--- Material for the task ---
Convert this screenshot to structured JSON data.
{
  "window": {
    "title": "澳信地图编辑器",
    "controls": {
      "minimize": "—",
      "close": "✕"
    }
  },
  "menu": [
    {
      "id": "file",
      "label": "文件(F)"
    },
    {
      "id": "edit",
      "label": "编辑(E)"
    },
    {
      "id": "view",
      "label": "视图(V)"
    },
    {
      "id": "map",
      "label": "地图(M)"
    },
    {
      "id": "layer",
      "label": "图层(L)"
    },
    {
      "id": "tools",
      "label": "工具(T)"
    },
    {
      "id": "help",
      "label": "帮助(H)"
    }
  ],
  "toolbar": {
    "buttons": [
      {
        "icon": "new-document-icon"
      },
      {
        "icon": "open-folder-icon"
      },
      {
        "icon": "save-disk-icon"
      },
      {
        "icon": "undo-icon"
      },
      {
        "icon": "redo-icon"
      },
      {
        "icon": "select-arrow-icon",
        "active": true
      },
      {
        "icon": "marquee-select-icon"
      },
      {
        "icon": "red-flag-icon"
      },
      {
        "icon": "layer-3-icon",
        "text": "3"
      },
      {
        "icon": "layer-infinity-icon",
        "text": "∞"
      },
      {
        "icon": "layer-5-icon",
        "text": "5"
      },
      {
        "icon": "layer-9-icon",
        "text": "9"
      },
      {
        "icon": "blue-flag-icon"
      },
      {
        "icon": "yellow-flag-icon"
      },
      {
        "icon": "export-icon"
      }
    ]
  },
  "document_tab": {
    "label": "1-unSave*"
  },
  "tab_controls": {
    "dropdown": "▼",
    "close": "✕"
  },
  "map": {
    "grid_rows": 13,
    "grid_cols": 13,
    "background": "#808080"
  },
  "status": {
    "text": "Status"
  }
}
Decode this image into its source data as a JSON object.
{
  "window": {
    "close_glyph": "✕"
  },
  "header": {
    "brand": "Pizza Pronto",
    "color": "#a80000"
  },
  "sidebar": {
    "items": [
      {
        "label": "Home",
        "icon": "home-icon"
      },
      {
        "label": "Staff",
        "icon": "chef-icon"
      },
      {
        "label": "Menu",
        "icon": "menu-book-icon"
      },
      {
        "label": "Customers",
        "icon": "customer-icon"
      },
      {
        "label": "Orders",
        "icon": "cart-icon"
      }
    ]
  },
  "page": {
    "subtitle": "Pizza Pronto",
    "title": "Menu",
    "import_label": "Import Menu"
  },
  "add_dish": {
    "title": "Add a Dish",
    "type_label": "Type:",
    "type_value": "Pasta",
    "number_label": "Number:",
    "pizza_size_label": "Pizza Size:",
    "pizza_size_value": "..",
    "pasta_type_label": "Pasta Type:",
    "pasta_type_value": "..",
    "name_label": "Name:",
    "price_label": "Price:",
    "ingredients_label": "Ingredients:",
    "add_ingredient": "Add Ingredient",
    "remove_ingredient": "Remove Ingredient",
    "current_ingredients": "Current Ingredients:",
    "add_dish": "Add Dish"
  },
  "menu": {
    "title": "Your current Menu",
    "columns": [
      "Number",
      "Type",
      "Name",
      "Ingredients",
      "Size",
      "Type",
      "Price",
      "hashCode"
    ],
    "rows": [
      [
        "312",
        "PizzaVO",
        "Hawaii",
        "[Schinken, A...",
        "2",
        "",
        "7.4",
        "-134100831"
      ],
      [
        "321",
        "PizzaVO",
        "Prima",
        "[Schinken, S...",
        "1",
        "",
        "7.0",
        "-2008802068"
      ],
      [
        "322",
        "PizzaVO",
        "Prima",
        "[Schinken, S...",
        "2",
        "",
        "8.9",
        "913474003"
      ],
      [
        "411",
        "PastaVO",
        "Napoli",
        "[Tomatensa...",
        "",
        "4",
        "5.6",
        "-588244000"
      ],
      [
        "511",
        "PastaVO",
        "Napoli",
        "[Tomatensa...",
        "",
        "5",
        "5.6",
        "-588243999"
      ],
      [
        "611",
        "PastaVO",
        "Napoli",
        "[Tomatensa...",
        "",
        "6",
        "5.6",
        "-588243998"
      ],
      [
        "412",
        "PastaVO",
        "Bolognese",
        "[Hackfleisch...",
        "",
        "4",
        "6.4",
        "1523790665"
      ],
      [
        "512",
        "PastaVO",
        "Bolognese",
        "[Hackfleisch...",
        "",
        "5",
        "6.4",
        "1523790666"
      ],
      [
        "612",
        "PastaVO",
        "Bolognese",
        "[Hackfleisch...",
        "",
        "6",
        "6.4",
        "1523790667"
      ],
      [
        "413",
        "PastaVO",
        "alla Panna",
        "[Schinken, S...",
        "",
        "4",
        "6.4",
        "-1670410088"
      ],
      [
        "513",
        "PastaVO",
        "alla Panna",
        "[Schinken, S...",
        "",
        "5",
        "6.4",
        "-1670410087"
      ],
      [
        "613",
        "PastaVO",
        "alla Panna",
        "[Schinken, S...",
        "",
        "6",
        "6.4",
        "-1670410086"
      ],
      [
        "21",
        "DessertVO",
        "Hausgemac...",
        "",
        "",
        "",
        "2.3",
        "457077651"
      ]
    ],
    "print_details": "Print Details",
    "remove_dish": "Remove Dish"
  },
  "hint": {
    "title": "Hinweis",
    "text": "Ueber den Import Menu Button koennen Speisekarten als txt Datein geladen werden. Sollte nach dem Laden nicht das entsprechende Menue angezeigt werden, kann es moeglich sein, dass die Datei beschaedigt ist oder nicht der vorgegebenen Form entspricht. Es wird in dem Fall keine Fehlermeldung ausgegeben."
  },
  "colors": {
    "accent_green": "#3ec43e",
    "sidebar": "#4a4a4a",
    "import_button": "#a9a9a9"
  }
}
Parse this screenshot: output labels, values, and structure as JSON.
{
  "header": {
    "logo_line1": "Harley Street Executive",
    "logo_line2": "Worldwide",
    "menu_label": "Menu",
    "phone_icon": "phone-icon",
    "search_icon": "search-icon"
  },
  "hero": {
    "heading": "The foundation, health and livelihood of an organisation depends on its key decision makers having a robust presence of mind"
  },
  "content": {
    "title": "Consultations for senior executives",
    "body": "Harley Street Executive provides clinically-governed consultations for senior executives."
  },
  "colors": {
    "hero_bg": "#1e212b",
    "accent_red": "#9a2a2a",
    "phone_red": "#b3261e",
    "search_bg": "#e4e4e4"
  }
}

--- Stated problem ---
Transcribe every entry verbatim.

--- Task solution ---
Convert this screenshot to structured JSON data.
{
  "window": {
    "title": "澳信地图编辑器",
    "controls": {
      "minimize": "—",
      "close": "✕"
    }
  },
  "menu": [
    {
      "id": "file",
      "label": "文件(F)"
    },
    {
      "id": "edit",
      "label": "编辑(E)"
    },
    {
      "id": "view",
      "label": "视图(V)"
    },
    {
      "id": "map",
      "label": "地图(M)"
    },
    {
      "id": "layer",
      "label": "图层(L)"
    },
    {
      "id": "tools",
      "label": "工具(T)"
    },
    {
      "id": "help",
      "label": "帮助(H)"
    }
  ],
  "toolbar": {
    "buttons": [
      {
        "icon": "new-document-icon"
      },
      {
        "icon": "open-folder-icon"
      },
      {
        "icon": "save-disk-icon"
      },
      {
        "icon": "undo-icon"
      },
      {
        "icon": "redo-icon"
      },
      {
        "icon": "select-arrow-icon",
        "active": true
      },
      {
        "icon": "marquee-select-icon"
      },
      {
        "icon": "red-flag-icon"
      },
      {
        "icon": "layer-3-icon",
        "text": "3"
      },
      {
        "icon": "layer-infinity-icon",
        "text": "∞"
      },
      {
        "icon": "layer-5-icon",
        "text": "5"
      },
      {
        "icon": "layer-9-icon",
        "text": "9"
      },
      {
        "icon": "blue-flag-icon"
      },
      {
        "icon": "yellow-flag-icon"
      },
      {
        "icon": "export-icon"
      }
    ]
  },
  "document_tab": {
    "label": "1-unSave*"
  },
  "tab_controls": {
    "dropdown": "▼",
    "close": "✕"
  },
  "map": {
    "grid_rows": 13,
    "grid_cols": 13,
    "background": "#808080"
  },
  "status": {
    "text": "Status"
  }
}
Decode this image into its source data as a JSON object.
{
  "window": {
    "close_glyph": "✕"
  },
  "header": {
    "brand": "Pizza Pronto",
    "color": "#a80000"
  },
  "sidebar": {
    "items": [
      {
        "label": "Home",
        "icon": "home-icon"
      },
      {
        "label": "Staff",
        "icon": "chef-icon"
      },
      {
        "label": "Menu",
        "icon": "menu-book-icon"
      },
      {
        "label": "Customers",
        "icon": "customer-icon"
      },
      {
        "label": "Orders",
        "icon": "cart-icon"
      }
    ]
  },
  "page": {
    "subtitle": "Pizza Pronto",
    "title": "Menu",
    "import_label": "Import Menu"
  },
  "add_dish": {
    "title": "Add a Dish",
    "type_label": "Type:",
    "type_value": "Pasta",
    "number_label": "Number:",
    "pizza_size_label": "Pizza Size:",
    "pizza_size_value": "..",
    "pasta_type_label": "Pasta Type:",
    "pasta_type_value": "..",
    "name_label": "Name:",
    "price_label": "Price:",
    "ingredients_label": "Ingredients:",
    "add_ingredient": "Add Ingredient",
    "remove_ingredient": "Remove Ingredient",
    "current_ingredients": "Current Ingredients:",
    "add_dish": "Add Dish"
  },
  "menu": {
    "title": "Your current Menu",
    "columns": [
      "Number",
      "Type",
      "Name",
      "Ingredients",
      "Size",
      "Type",
      "Price",
      "hashCode"
    ],
    "rows": [
      [
        "312",
        "PizzaVO",
        "Hawaii",
        "[Schinken, A...",
        "2",
        "",
        "7.4",
        "-134100831"
      ],
      [
        "321",
        "PizzaVO",
        "Prima",
        "[Schinken, S...",
        "1",
        "",
        "7.0",
        "-2008802068"
      ],
      [
        "322",
        "PizzaVO",
        "Prima",
        "[Schinken, S...",
        "2",
        "",
        "8.9",
        "913474003"
      ],
      [
        "411",
        "PastaVO",
        "Napoli",
        "[Tomatensa...",
        "",
        "4",
        "5.6",
        "-588244000"
      ],
      [
        "511",
        "PastaVO",
        "Napoli",
        "[Tomatensa...",
        "",
        "5",
        "5.6",
        "-588243999"
      ],
      [
        "611",
        "PastaVO",
        "Napoli",
        "[Tomatensa...",
        "",
        "6",
        "5.6",
        "-588243998"
      ],
      [
        "412",
        "PastaVO",
        "Bolognese",
        "[Hackfleisch...",
        "",
        "4",
        "6.4",
        "1523790665"
      ],
      [
        "512",
        "PastaVO",
        "Bolognese",
        "[Hackfleisch...",
        "",
        "5",
        "6.4",
        "1523790666"
      ],
      [
        "612",
        "PastaVO",
        "Bolognese",
        "[Hackfleisch...",
        "",
        "6",
        "6.4",
        "1523790667"
      ],
      [
        "413",
        "PastaVO",
        "alla Panna",
        "[Schinken, S...",
        "",
        "4",
        "6.4",
        "-1670410088"
      ],
      [
        "513",
        "PastaVO",
        "alla Panna",
        "[Schinken, S...",
        "",
        "5",
        "6.4",
        "-1670410087"
      ],
      [
        "613",
        "PastaVO",
        "alla Panna",
        "[Schinken, S...",
        "",
        "6",
        "6.4",
        "-1670410086"
      ],
      [
        "21",
        "DessertVO",
        "Hausgemac...",
        "",
        "",
        "",
        "2.3",
        "457077651"
      ]
    ],
    "print_details": "Print Details",
    "remove_dish": "Remove Dish"
  },
  "hint": {
    "title": "Hinweis",
    "text": "Ueber den Import Menu Button koennen Speisekarten als txt Datein geladen werden. Sollte nach dem Laden nicht das entsprechende Menue angezeigt werden, kann es moeglich sein, dass die Datei beschaedigt ist oder nicht der vorgegebenen Form entspricht. Es wird in dem Fall keine Fehlermeldung ausgegeben."
  },
  "colors": {
    "accent_green": "#3ec43e",
    "sidebar": "#4a4a4a",
    "import_button": "#a9a9a9"
  }
}
Parse this screenshot: output labels, values, and structure as JSON.
{
  "header": {
    "logo_line1": "Harley Street Executive",
    "logo_line2": "Worldwide",
    "menu_label": "Menu",
    "phone_icon": "phone-icon",
    "search_icon": "search-icon"
  },
  "hero": {
    "heading": "The foundation, health and livelihood of an organisation depends on its key decision makers having a robust presence of mind"
  },
  "content": {
    "title": "Consultations for senior executives",
    "body": "Harley Street Executive provides clinically-governed consultations for senior executives."
  },
  "colors": {
    "hero_bg": "#1e212b",
    "accent_red": "#9a2a2a",
    "phone_red": "#b3261e",
    "search_bg": "#e4e4e4"
  }
}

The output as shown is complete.